• _EXERCISE REQUIREMENTS_
Count how many lines below contain the word "screenshot", then give that number alone.

A run of records:
..........
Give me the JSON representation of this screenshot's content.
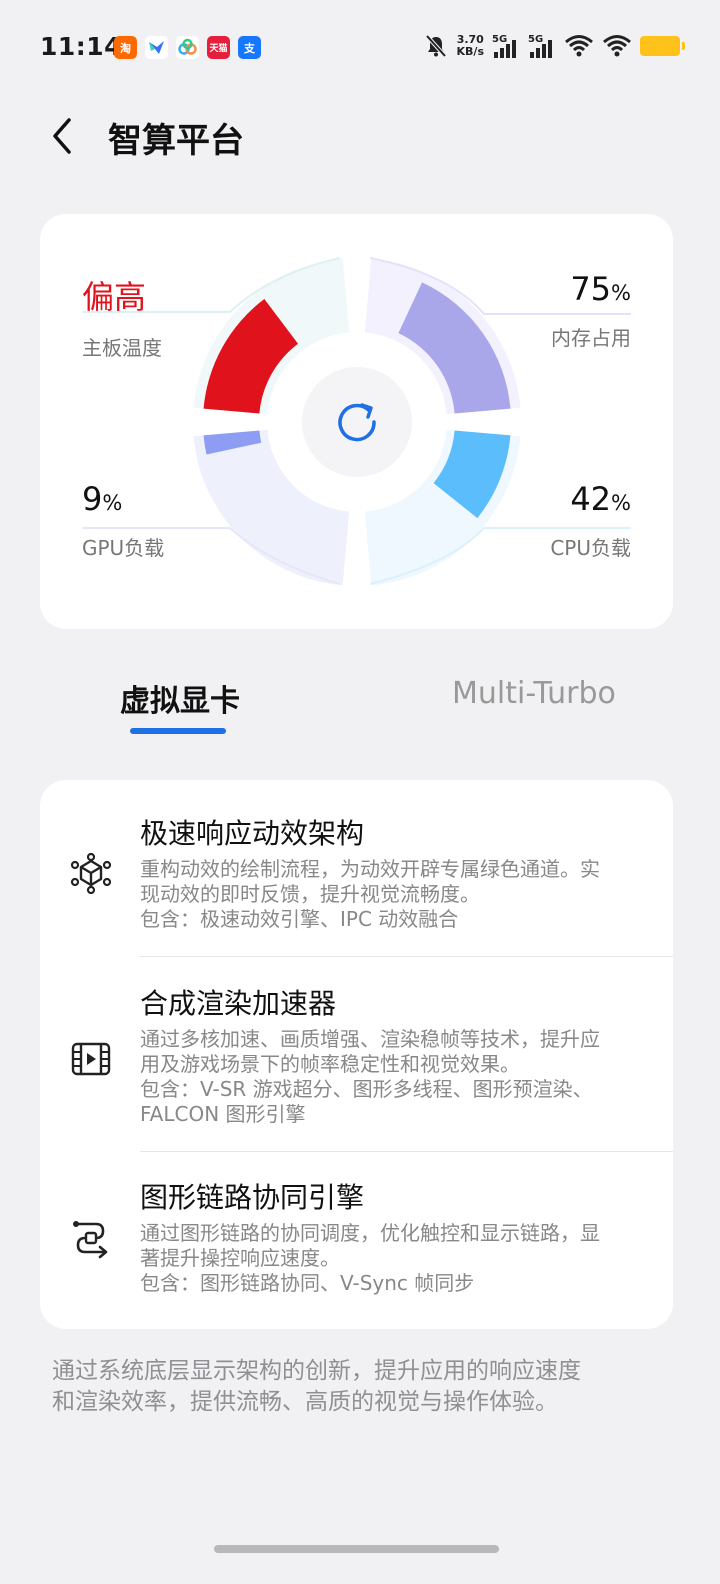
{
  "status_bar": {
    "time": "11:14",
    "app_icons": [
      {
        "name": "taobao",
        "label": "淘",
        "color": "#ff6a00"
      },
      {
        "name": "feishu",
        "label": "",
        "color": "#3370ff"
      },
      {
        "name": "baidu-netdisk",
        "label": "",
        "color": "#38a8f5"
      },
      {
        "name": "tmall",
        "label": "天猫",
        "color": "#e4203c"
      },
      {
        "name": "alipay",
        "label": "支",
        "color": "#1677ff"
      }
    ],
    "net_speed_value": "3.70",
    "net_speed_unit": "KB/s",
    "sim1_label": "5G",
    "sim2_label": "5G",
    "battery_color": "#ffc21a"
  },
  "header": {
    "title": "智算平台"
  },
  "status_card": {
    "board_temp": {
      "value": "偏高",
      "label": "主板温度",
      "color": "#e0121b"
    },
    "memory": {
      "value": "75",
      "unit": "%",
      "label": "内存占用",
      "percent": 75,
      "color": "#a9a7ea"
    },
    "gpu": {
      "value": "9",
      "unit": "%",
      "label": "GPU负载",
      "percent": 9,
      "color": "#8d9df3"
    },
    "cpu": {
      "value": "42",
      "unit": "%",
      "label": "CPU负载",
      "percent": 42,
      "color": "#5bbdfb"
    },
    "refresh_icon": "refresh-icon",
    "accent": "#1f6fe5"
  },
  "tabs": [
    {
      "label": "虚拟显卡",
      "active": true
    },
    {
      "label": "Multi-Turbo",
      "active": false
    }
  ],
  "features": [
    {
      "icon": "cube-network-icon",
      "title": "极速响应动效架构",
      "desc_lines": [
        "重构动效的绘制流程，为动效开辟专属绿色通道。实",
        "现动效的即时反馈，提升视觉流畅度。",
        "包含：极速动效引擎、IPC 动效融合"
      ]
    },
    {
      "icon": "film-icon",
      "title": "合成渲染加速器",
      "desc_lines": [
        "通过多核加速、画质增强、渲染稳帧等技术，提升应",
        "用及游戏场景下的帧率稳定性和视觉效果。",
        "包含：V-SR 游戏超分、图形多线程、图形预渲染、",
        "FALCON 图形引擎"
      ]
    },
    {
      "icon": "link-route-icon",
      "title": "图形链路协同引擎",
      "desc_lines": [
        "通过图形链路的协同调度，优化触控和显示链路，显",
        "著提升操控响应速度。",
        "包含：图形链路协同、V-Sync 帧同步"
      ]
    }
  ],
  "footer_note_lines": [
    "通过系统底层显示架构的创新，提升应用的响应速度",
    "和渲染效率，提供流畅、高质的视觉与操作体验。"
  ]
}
..........
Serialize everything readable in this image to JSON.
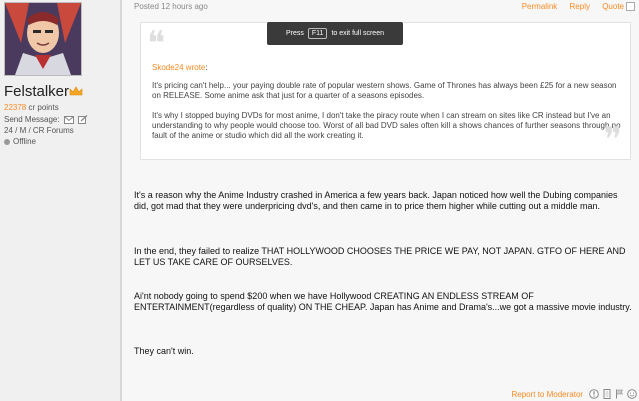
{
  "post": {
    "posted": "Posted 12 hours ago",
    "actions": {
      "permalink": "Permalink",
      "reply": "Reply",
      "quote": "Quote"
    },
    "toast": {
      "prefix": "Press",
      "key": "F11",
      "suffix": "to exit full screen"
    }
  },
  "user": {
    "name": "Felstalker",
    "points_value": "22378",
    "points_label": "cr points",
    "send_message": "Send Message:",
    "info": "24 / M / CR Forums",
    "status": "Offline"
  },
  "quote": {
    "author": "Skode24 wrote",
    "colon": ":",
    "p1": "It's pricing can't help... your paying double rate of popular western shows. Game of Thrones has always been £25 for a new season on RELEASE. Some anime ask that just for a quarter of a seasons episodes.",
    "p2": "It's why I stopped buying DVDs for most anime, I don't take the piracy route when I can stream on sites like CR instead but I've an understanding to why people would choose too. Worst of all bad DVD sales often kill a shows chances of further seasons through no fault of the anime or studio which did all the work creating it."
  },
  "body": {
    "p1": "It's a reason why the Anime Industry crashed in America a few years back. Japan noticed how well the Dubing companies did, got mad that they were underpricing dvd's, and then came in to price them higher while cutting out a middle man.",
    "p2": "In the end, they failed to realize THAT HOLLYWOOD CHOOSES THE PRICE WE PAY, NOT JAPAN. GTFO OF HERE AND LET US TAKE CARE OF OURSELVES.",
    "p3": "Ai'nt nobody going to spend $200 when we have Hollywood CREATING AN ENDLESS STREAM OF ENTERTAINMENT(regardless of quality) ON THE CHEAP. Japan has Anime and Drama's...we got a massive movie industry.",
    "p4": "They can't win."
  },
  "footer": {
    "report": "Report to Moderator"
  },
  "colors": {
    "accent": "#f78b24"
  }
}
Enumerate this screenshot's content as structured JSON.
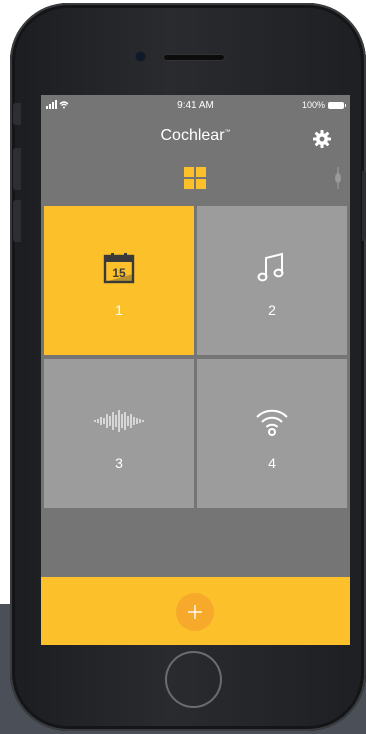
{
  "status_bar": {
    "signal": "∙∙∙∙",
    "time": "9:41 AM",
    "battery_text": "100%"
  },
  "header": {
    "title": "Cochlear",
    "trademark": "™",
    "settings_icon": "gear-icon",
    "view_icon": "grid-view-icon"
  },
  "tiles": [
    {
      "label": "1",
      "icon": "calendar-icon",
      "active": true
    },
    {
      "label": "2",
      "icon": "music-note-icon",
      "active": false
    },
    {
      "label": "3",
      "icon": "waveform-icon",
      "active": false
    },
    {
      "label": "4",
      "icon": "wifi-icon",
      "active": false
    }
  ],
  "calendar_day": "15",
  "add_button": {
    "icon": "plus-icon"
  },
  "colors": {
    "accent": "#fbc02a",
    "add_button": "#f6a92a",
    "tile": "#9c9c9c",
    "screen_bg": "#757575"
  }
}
..........
• _OUTPUT FOR THIS TASK_
2